EXTRACTED ENTRIES:
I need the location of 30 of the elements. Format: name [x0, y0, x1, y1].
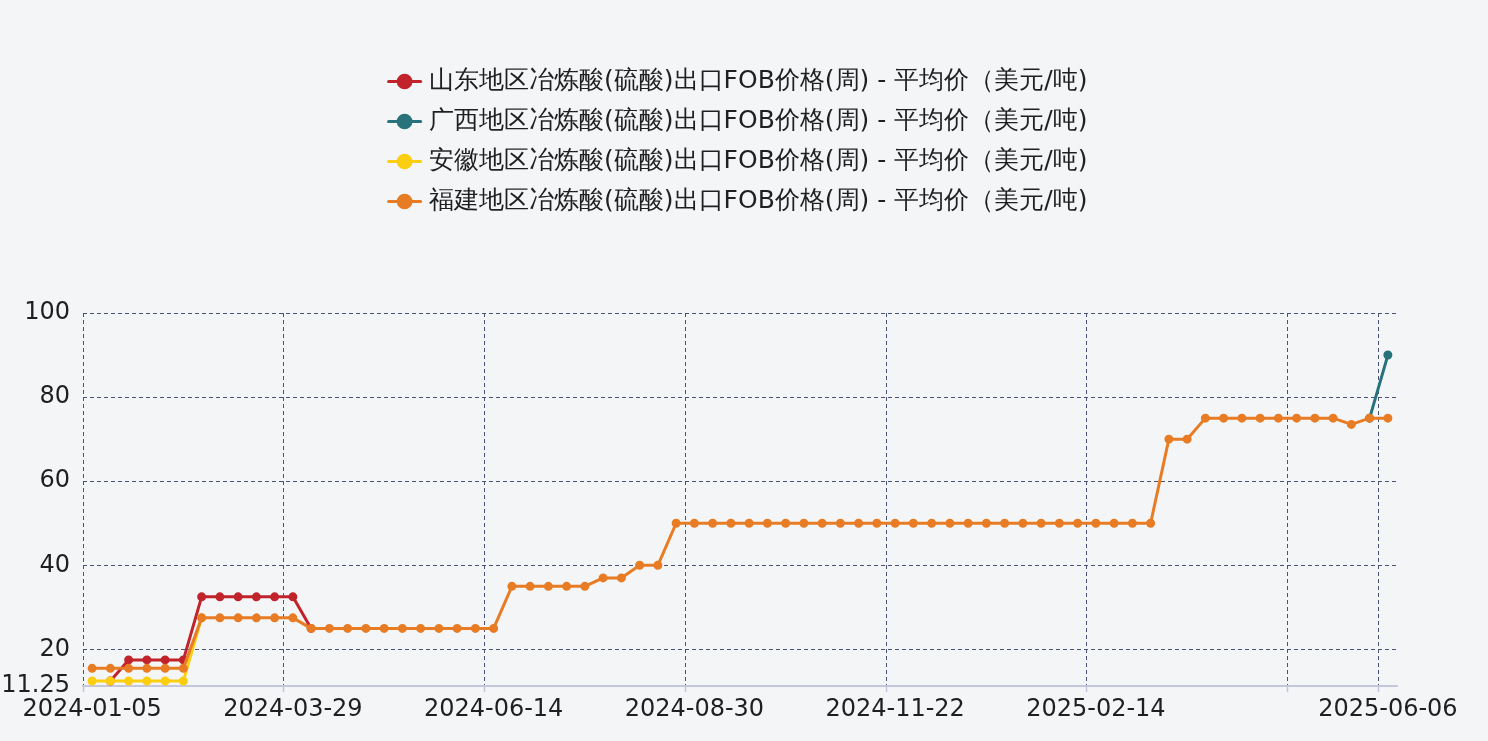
x-tick-label: 2024-06-14 — [423, 693, 564, 722]
point — [124, 676, 134, 686]
y-tick-label: 80 — [39, 381, 70, 410]
point — [87, 676, 97, 686]
point — [142, 676, 152, 686]
x-tick-label: 2025-06-06 — [1318, 693, 1458, 722]
point — [160, 655, 170, 665]
x-tick-label: 2024-11-22 — [825, 693, 965, 722]
y-tick-label: 100 — [24, 297, 70, 326]
x-tick-label: 2024-08-30 — [624, 693, 765, 722]
legend-label: 福建地区冶炼酸(硫酸)出口FOB价格(周) - 平均价（美元/吨) — [429, 185, 1088, 214]
point — [215, 592, 225, 602]
y-tick-label: 20 — [39, 633, 70, 662]
legend-label: 广西地区冶炼酸(硫酸)出口FOB价格(周) - 平均价（美元/吨) — [429, 105, 1088, 134]
y-tick-label: 60 — [39, 465, 70, 494]
point — [251, 592, 261, 602]
y-tick-label: 40 — [39, 549, 70, 578]
legend-label: 安徽地区冶炼酸(硫酸)出口FOB价格(周) - 平均价（美元/吨) — [429, 145, 1088, 174]
x-tick-label: 2024-03-29 — [223, 693, 363, 722]
point — [178, 676, 188, 686]
point — [142, 655, 152, 665]
point — [288, 592, 298, 602]
legend-label: 山东地区冶炼酸(硫酸)出口FOB价格(周) - 平均价（美元/吨) — [429, 65, 1088, 94]
point — [197, 592, 207, 602]
point — [160, 676, 170, 686]
point — [124, 655, 134, 665]
point — [270, 592, 280, 602]
point — [233, 592, 243, 602]
point — [1383, 350, 1393, 360]
x-tick-label: 2025-02-14 — [1026, 693, 1166, 722]
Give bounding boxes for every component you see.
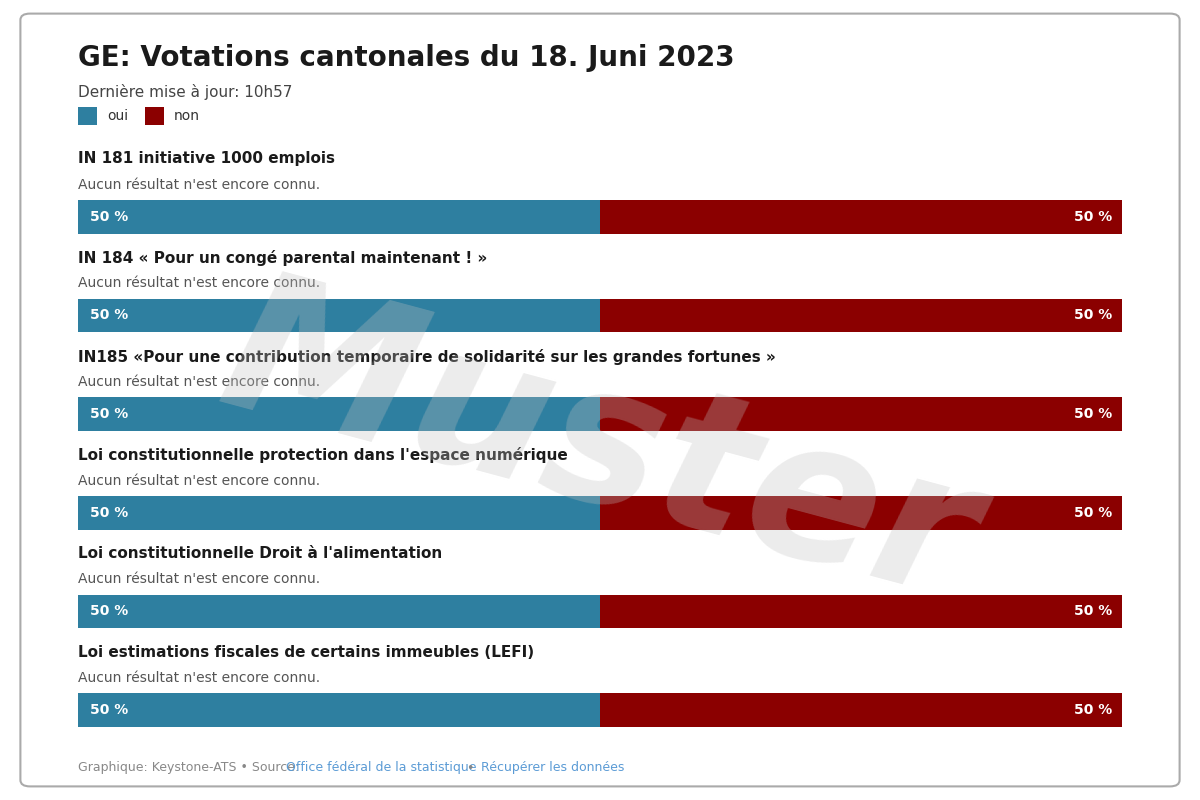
Bar bbox=[145, 107, 164, 125]
Text: Office fédéral de la statistique: Office fédéral de la statistique bbox=[286, 762, 476, 774]
Text: Aucun résultat n'est encore connu.: Aucun résultat n'est encore connu. bbox=[78, 178, 320, 192]
Text: GE: Votations cantonales du 18. Juni 2023: GE: Votations cantonales du 18. Juni 202… bbox=[78, 44, 734, 72]
Text: 50 %: 50 % bbox=[90, 210, 128, 224]
Text: Récupérer les données: Récupérer les données bbox=[481, 762, 624, 774]
Text: 50 %: 50 % bbox=[90, 407, 128, 421]
Bar bbox=[78, 694, 600, 727]
Text: 50 %: 50 % bbox=[1074, 605, 1112, 618]
Bar bbox=[78, 496, 600, 530]
Text: 50 %: 50 % bbox=[90, 605, 128, 618]
Text: 50 %: 50 % bbox=[1074, 210, 1112, 224]
Text: Graphique: Keystone-ATS • Source:: Graphique: Keystone-ATS • Source: bbox=[78, 762, 304, 774]
Text: Loi constitutionnelle protection dans l'espace numérique: Loi constitutionnelle protection dans l'… bbox=[78, 447, 568, 463]
Bar bbox=[78, 398, 600, 431]
Bar bbox=[600, 496, 1122, 530]
Text: 50 %: 50 % bbox=[1074, 506, 1112, 520]
Text: 50 %: 50 % bbox=[1074, 309, 1112, 322]
Text: Dernière mise à jour: 10h57: Dernière mise à jour: 10h57 bbox=[78, 84, 293, 100]
Text: •: • bbox=[463, 762, 479, 774]
Bar bbox=[600, 298, 1122, 332]
Text: 50 %: 50 % bbox=[90, 506, 128, 520]
Text: 50 %: 50 % bbox=[90, 309, 128, 322]
Text: Aucun résultat n'est encore connu.: Aucun résultat n'est encore connu. bbox=[78, 474, 320, 488]
Text: IN 181 initiative 1000 emplois: IN 181 initiative 1000 emplois bbox=[78, 151, 335, 166]
Text: Aucun résultat n'est encore connu.: Aucun résultat n'est encore connu. bbox=[78, 276, 320, 290]
Text: oui: oui bbox=[107, 109, 128, 123]
Text: Aucun résultat n'est encore connu.: Aucun résultat n'est encore connu. bbox=[78, 572, 320, 586]
Bar bbox=[78, 594, 600, 628]
Bar bbox=[600, 594, 1122, 628]
Bar bbox=[78, 107, 97, 125]
Bar bbox=[78, 298, 600, 332]
Bar bbox=[600, 200, 1122, 234]
Text: 50 %: 50 % bbox=[90, 703, 128, 717]
Text: IN185 «Pour une contribution temporaire de solidarité sur les grandes fortunes »: IN185 «Pour une contribution temporaire … bbox=[78, 349, 775, 365]
Text: Loi estimations fiscales de certains immeubles (LEFI): Loi estimations fiscales de certains imm… bbox=[78, 645, 534, 659]
Bar bbox=[600, 694, 1122, 727]
Text: 50 %: 50 % bbox=[1074, 703, 1112, 717]
Text: non: non bbox=[174, 109, 200, 123]
Text: Muster: Muster bbox=[204, 258, 996, 638]
Text: Aucun résultat n'est encore connu.: Aucun résultat n'est encore connu. bbox=[78, 375, 320, 389]
Text: IN 184 « Pour un congé parental maintenant ! »: IN 184 « Pour un congé parental maintena… bbox=[78, 250, 487, 266]
Bar bbox=[600, 398, 1122, 431]
Text: Aucun résultat n'est encore connu.: Aucun résultat n'est encore connu. bbox=[78, 671, 320, 685]
Text: 50 %: 50 % bbox=[1074, 407, 1112, 421]
FancyBboxPatch shape bbox=[20, 14, 1180, 786]
Bar bbox=[78, 200, 600, 234]
Text: Loi constitutionnelle Droit à l'alimentation: Loi constitutionnelle Droit à l'alimenta… bbox=[78, 546, 443, 561]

EXERCISE PROMPT:
Reproduce every line above verbatim, omitting the pictures.

OUTPUT FOR THIS EXERCISE:
I need the location of 30 of the elements. Format: name [x0, y0, x1, y1].
x-tick-label: 2024-06-14 — [423, 693, 564, 722]
point — [124, 676, 134, 686]
y-tick-label: 80 — [39, 381, 70, 410]
point — [87, 676, 97, 686]
point — [142, 676, 152, 686]
x-tick-label: 2025-06-06 — [1318, 693, 1458, 722]
point — [160, 655, 170, 665]
x-tick-label: 2024-11-22 — [825, 693, 965, 722]
y-tick-label: 100 — [24, 297, 70, 326]
x-tick-label: 2024-08-30 — [624, 693, 765, 722]
legend-label: 福建地区冶炼酸(硫酸)出口FOB价格(周) - 平均价（美元/吨) — [429, 185, 1088, 214]
point — [215, 592, 225, 602]
y-tick-label: 20 — [39, 633, 70, 662]
legend-label: 广西地区冶炼酸(硫酸)出口FOB价格(周) - 平均价（美元/吨) — [429, 105, 1088, 134]
y-tick-label: 60 — [39, 465, 70, 494]
point — [251, 592, 261, 602]
y-tick-label: 40 — [39, 549, 70, 578]
legend-label: 安徽地区冶炼酸(硫酸)出口FOB价格(周) - 平均价（美元/吨) — [429, 145, 1088, 174]
x-tick-label: 2024-03-29 — [223, 693, 363, 722]
point — [178, 676, 188, 686]
point — [142, 655, 152, 665]
point — [288, 592, 298, 602]
legend-label: 山东地区冶炼酸(硫酸)出口FOB价格(周) - 平均价（美元/吨) — [429, 65, 1088, 94]
point — [197, 592, 207, 602]
point — [160, 676, 170, 686]
point — [124, 655, 134, 665]
point — [270, 592, 280, 602]
point — [233, 592, 243, 602]
point — [1383, 350, 1393, 360]
x-tick-label: 2025-02-14 — [1026, 693, 1166, 722]
Give bounding boxes for every component you see.
Bar bbox=[145, 107, 164, 125]
Text: Office fédéral de la statistique: Office fédéral de la statistique bbox=[286, 762, 476, 774]
Text: Aucun résultat n'est encore connu.: Aucun résultat n'est encore connu. bbox=[78, 178, 320, 192]
Text: GE: Votations cantonales du 18. Juni 2023: GE: Votations cantonales du 18. Juni 202… bbox=[78, 44, 734, 72]
Text: 50 %: 50 % bbox=[90, 210, 128, 224]
Text: Récupérer les données: Récupérer les données bbox=[481, 762, 624, 774]
Text: 50 %: 50 % bbox=[90, 407, 128, 421]
Bar bbox=[78, 694, 600, 727]
Text: 50 %: 50 % bbox=[1074, 605, 1112, 618]
Bar bbox=[78, 496, 600, 530]
Text: 50 %: 50 % bbox=[90, 605, 128, 618]
Text: 50 %: 50 % bbox=[1074, 210, 1112, 224]
Text: Graphique: Keystone-ATS • Source:: Graphique: Keystone-ATS • Source: bbox=[78, 762, 304, 774]
Text: Loi constitutionnelle protection dans l'espace numérique: Loi constitutionnelle protection dans l'… bbox=[78, 447, 568, 463]
Bar bbox=[78, 398, 600, 431]
Bar bbox=[600, 496, 1122, 530]
Text: 50 %: 50 % bbox=[1074, 506, 1112, 520]
Text: 50 %: 50 % bbox=[1074, 309, 1112, 322]
Text: Dernière mise à jour: 10h57: Dernière mise à jour: 10h57 bbox=[78, 84, 293, 100]
Text: •: • bbox=[463, 762, 479, 774]
Bar bbox=[600, 298, 1122, 332]
Text: 50 %: 50 % bbox=[90, 506, 128, 520]
Text: 50 %: 50 % bbox=[90, 309, 128, 322]
Text: Aucun résultat n'est encore connu.: Aucun résultat n'est encore connu. bbox=[78, 474, 320, 488]
Text: IN 181 initiative 1000 emplois: IN 181 initiative 1000 emplois bbox=[78, 151, 335, 166]
Text: Aucun résultat n'est encore connu.: Aucun résultat n'est encore connu. bbox=[78, 276, 320, 290]
Text: oui: oui bbox=[107, 109, 128, 123]
Text: Aucun résultat n'est encore connu.: Aucun résultat n'est encore connu. bbox=[78, 572, 320, 586]
Bar bbox=[78, 594, 600, 628]
Bar bbox=[600, 594, 1122, 628]
Bar bbox=[78, 107, 97, 125]
Bar bbox=[78, 298, 600, 332]
Bar bbox=[600, 200, 1122, 234]
Text: 50 %: 50 % bbox=[90, 703, 128, 717]
Text: IN185 «Pour une contribution temporaire de solidarité sur les grandes fortunes »: IN185 «Pour une contribution temporaire … bbox=[78, 349, 775, 365]
Text: Loi estimations fiscales de certains immeubles (LEFI): Loi estimations fiscales de certains imm… bbox=[78, 645, 534, 659]
Bar bbox=[600, 694, 1122, 727]
Text: 50 %: 50 % bbox=[1074, 703, 1112, 717]
Text: non: non bbox=[174, 109, 200, 123]
Text: Muster: Muster bbox=[204, 258, 996, 638]
Text: Aucun résultat n'est encore connu.: Aucun résultat n'est encore connu. bbox=[78, 375, 320, 389]
Text: IN 184 « Pour un congé parental maintenant ! »: IN 184 « Pour un congé parental maintena… bbox=[78, 250, 487, 266]
Bar bbox=[600, 398, 1122, 431]
Text: Aucun résultat n'est encore connu.: Aucun résultat n'est encore connu. bbox=[78, 671, 320, 685]
Text: 50 %: 50 % bbox=[1074, 407, 1112, 421]
FancyBboxPatch shape bbox=[20, 14, 1180, 786]
Bar bbox=[78, 200, 600, 234]
Text: Loi constitutionnelle Droit à l'alimentation: Loi constitutionnelle Droit à l'alimenta… bbox=[78, 546, 443, 561]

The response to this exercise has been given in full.